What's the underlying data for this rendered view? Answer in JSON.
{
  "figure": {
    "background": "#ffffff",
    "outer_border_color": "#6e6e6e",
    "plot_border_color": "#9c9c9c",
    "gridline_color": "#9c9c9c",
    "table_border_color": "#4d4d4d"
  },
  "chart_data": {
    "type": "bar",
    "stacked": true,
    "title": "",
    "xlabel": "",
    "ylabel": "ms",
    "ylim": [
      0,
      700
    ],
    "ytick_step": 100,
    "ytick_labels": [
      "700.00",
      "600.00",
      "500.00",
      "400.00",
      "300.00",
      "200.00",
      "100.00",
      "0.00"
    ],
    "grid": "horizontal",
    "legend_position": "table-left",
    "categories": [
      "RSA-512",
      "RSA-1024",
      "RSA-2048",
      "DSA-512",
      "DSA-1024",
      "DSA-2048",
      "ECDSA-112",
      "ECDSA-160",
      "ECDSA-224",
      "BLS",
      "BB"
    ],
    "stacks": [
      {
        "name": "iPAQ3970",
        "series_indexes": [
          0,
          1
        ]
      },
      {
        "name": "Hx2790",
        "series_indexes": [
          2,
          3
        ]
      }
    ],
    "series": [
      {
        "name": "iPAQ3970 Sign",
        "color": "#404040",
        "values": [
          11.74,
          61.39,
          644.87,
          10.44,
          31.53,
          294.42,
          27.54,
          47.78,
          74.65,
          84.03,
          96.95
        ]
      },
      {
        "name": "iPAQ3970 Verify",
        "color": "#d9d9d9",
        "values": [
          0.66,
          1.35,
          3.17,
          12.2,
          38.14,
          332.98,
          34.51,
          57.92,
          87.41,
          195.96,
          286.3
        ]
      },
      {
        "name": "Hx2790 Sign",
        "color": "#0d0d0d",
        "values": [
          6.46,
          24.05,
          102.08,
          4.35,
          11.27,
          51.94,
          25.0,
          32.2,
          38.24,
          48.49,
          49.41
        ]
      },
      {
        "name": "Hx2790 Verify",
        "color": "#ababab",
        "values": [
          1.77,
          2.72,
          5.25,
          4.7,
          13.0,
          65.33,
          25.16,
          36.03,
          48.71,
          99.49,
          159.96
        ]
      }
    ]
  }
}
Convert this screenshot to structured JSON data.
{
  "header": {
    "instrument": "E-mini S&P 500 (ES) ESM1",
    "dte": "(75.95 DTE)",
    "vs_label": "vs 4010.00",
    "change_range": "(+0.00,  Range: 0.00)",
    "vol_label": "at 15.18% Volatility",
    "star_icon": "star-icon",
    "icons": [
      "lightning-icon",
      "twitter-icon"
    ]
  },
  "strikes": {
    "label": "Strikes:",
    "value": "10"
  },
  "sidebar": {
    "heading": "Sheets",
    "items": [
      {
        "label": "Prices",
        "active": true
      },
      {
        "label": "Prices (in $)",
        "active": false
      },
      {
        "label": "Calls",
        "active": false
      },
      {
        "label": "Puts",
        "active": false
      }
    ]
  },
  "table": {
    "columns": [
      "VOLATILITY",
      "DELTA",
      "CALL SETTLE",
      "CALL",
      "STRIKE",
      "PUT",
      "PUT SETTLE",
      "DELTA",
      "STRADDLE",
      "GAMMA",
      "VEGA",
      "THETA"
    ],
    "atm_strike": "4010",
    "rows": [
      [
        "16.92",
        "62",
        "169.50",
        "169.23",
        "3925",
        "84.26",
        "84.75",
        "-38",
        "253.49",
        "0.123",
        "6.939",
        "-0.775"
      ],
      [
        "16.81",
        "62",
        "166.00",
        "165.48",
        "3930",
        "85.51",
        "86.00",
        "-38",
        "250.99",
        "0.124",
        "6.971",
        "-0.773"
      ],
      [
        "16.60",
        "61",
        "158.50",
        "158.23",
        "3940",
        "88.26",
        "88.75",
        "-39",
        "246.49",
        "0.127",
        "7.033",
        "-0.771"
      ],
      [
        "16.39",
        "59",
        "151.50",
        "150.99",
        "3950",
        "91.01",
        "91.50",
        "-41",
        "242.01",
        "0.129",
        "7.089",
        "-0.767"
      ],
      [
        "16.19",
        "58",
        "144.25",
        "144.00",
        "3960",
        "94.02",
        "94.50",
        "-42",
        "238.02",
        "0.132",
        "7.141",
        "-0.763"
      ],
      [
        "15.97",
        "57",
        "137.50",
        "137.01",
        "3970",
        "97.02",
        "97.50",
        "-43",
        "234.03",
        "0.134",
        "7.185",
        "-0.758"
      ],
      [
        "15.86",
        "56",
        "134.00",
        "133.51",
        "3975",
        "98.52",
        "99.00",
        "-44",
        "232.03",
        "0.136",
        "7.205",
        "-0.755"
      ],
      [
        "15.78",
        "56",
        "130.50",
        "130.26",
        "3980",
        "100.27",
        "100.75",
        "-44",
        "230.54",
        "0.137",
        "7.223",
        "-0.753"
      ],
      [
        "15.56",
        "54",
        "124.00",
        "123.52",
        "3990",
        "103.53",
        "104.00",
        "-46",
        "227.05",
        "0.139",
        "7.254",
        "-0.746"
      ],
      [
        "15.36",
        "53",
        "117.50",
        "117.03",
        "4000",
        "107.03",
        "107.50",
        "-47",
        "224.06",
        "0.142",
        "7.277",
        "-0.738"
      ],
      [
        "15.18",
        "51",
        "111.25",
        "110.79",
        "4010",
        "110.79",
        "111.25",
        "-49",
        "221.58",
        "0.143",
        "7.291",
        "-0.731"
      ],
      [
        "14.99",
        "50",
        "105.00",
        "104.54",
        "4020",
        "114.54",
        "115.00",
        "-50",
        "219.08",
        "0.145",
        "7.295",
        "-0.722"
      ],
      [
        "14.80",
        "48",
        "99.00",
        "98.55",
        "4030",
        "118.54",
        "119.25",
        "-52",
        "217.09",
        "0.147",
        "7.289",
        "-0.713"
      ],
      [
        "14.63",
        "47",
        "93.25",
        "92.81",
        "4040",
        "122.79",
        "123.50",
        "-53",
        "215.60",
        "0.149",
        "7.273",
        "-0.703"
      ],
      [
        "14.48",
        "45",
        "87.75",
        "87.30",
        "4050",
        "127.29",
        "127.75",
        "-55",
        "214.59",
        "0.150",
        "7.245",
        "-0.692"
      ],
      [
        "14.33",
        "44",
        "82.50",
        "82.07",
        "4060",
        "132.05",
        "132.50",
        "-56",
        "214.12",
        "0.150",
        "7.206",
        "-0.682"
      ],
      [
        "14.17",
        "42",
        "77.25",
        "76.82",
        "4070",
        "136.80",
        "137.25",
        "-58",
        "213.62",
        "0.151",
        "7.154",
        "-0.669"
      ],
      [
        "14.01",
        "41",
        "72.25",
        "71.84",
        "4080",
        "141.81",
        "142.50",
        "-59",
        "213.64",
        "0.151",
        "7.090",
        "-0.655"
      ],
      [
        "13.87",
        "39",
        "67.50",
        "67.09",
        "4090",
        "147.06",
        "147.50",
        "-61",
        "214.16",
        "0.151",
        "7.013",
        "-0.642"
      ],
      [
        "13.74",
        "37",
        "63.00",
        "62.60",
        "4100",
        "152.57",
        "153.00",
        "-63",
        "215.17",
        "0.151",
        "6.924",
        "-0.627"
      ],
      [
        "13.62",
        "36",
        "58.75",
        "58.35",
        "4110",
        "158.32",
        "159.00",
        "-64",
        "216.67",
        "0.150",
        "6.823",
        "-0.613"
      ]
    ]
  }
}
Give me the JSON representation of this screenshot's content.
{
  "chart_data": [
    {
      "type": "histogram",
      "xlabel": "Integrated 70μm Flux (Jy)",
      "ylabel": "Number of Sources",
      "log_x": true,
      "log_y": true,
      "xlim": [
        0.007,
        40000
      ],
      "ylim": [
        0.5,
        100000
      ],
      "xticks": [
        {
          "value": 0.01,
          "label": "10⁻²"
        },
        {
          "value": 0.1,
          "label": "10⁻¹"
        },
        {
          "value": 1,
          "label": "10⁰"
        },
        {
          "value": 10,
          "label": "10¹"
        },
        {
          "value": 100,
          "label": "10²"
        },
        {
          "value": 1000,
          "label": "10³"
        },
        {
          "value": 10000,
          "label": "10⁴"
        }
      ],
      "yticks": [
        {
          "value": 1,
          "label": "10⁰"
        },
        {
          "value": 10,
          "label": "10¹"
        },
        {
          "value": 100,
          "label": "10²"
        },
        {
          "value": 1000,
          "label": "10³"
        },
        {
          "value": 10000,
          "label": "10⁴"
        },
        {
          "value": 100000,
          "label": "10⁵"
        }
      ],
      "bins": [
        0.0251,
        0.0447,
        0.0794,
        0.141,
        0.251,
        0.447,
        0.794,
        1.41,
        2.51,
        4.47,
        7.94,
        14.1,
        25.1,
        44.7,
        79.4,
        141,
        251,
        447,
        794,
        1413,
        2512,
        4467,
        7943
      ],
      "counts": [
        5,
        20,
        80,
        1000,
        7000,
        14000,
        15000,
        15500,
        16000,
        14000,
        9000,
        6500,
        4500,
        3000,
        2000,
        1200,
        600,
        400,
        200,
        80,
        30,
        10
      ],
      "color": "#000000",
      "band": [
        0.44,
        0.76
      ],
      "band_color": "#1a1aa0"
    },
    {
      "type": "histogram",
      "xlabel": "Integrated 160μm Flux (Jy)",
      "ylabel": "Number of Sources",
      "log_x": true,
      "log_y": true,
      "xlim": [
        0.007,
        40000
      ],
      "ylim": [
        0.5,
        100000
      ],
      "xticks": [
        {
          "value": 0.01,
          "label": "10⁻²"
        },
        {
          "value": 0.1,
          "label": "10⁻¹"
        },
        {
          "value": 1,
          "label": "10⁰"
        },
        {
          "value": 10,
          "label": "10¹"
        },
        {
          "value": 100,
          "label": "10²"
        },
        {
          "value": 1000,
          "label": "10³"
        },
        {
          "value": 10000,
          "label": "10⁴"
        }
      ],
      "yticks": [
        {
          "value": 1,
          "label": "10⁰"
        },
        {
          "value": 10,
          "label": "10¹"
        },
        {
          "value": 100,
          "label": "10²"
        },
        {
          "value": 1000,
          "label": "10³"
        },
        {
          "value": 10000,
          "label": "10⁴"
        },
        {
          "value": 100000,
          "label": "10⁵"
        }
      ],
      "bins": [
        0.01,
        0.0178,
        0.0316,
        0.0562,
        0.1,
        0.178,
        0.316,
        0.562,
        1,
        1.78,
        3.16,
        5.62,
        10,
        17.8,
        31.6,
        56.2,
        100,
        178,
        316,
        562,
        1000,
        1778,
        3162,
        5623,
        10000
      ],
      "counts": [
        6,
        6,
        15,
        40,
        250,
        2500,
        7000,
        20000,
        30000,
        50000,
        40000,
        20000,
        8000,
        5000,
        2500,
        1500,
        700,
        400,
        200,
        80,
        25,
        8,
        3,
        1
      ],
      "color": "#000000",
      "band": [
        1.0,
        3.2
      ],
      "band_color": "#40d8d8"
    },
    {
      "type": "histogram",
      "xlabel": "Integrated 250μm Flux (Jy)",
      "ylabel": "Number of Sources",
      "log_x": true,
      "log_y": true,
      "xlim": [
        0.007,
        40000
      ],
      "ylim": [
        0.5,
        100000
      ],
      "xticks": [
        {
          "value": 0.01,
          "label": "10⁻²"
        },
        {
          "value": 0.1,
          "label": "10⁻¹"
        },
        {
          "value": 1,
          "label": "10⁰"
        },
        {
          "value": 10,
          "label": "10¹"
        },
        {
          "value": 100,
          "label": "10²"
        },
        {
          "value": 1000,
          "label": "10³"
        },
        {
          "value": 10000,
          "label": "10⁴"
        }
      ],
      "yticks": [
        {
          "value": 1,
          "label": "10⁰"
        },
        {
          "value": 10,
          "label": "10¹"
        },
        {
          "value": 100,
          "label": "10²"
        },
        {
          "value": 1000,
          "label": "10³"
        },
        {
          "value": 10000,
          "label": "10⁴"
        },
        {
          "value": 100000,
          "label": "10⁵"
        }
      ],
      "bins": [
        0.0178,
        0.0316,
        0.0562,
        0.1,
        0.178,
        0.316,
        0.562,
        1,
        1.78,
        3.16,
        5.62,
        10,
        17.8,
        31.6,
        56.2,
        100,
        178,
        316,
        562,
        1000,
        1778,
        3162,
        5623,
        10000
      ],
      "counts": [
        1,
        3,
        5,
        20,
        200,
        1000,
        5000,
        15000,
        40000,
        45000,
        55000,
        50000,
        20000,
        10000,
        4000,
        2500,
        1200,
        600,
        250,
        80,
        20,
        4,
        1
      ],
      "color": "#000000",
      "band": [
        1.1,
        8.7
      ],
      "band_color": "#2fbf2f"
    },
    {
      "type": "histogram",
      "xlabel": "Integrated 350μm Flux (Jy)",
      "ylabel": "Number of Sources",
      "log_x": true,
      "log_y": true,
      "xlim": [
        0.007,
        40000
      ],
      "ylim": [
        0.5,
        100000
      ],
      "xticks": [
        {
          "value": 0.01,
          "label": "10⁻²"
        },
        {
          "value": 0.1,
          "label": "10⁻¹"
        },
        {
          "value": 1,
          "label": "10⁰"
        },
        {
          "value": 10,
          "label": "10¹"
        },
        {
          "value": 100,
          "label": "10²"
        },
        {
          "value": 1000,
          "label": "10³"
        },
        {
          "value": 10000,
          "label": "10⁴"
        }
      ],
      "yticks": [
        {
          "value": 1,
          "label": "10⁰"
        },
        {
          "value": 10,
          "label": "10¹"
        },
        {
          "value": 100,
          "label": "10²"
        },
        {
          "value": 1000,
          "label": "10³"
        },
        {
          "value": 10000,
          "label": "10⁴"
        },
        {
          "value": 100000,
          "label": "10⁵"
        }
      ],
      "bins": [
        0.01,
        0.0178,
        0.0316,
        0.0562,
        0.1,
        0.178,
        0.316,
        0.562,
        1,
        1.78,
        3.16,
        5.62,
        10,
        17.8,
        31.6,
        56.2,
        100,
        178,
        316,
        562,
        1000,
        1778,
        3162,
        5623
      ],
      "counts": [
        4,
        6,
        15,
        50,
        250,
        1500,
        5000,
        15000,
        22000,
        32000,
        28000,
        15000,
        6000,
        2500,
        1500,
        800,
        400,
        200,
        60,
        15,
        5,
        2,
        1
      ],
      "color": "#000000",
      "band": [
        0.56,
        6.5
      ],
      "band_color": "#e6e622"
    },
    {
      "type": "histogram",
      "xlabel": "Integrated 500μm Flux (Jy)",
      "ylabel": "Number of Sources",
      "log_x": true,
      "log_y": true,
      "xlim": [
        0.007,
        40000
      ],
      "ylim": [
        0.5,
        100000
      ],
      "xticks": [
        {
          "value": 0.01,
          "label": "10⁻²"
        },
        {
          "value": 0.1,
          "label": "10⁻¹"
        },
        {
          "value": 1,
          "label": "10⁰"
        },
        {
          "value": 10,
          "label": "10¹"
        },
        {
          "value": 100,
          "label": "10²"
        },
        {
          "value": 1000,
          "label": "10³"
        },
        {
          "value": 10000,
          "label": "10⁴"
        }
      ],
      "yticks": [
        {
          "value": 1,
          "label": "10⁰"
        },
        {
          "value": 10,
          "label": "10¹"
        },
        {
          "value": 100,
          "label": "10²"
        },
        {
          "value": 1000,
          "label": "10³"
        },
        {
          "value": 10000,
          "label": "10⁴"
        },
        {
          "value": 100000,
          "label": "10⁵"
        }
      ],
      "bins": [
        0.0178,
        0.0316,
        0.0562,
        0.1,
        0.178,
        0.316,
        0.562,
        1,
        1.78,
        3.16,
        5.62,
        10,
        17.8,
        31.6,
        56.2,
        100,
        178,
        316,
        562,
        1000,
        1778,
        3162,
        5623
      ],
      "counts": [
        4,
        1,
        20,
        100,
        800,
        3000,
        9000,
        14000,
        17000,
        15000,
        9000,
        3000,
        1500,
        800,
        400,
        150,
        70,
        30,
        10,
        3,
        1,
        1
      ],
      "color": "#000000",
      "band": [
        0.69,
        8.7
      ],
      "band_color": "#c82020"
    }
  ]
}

----------

_WHAT TO PRODUCE_
Among the entries above, how many lines hold the string "name"? Give the number by itself.

_SOLUTION_
6